Dataset content
[start]

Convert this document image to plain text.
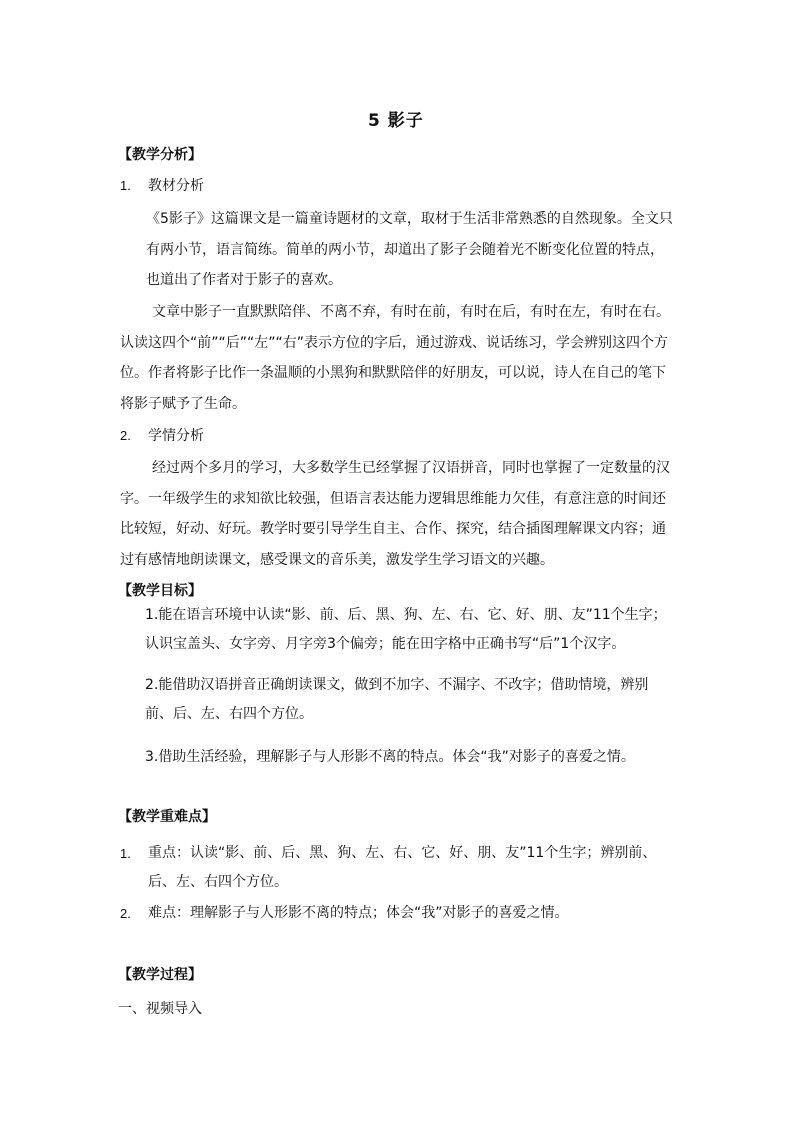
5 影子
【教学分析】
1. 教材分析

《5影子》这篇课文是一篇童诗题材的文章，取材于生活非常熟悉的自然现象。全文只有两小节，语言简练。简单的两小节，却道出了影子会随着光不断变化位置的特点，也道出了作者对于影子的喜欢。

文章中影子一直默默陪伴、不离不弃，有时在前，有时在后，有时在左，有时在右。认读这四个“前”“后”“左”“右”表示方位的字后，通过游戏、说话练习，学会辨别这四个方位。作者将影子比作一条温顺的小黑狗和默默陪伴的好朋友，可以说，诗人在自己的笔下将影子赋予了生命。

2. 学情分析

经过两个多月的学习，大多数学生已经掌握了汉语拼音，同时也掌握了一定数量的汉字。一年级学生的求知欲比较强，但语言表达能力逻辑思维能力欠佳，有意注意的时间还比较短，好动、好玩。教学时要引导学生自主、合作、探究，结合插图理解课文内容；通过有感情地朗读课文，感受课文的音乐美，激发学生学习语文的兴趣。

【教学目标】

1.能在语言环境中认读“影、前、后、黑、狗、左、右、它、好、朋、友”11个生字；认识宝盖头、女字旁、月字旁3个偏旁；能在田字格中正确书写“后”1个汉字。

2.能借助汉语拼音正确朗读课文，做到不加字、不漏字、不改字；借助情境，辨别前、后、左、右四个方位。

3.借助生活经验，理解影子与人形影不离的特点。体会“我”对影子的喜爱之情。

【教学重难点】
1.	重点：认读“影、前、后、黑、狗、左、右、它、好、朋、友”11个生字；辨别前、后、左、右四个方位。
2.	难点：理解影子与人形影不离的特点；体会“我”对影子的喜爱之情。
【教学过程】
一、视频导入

[end]
[start]

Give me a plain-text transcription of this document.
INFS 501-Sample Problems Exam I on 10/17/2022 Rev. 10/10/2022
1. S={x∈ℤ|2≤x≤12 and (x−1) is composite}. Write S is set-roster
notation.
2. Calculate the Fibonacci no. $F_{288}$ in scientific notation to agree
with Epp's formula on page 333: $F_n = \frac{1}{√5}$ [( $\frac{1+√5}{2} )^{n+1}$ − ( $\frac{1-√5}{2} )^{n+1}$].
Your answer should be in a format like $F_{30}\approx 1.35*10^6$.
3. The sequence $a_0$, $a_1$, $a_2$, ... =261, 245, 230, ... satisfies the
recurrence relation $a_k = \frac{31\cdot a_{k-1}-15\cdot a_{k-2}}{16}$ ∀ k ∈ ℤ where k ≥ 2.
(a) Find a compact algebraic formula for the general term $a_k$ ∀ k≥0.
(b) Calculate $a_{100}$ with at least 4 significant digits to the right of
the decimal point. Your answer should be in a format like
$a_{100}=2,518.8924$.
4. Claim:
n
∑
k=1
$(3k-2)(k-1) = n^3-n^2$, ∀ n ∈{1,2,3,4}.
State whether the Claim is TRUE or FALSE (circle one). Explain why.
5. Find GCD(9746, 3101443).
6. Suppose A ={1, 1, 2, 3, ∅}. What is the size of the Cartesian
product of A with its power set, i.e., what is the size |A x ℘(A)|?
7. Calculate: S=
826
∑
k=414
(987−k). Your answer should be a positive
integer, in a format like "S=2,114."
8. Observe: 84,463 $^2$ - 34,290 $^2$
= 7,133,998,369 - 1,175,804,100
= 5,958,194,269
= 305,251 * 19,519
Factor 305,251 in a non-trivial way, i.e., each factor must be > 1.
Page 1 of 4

[end]

Objective
Work through the data and report how many of its lines hold the word "this", giving only the figure.

Complete output
2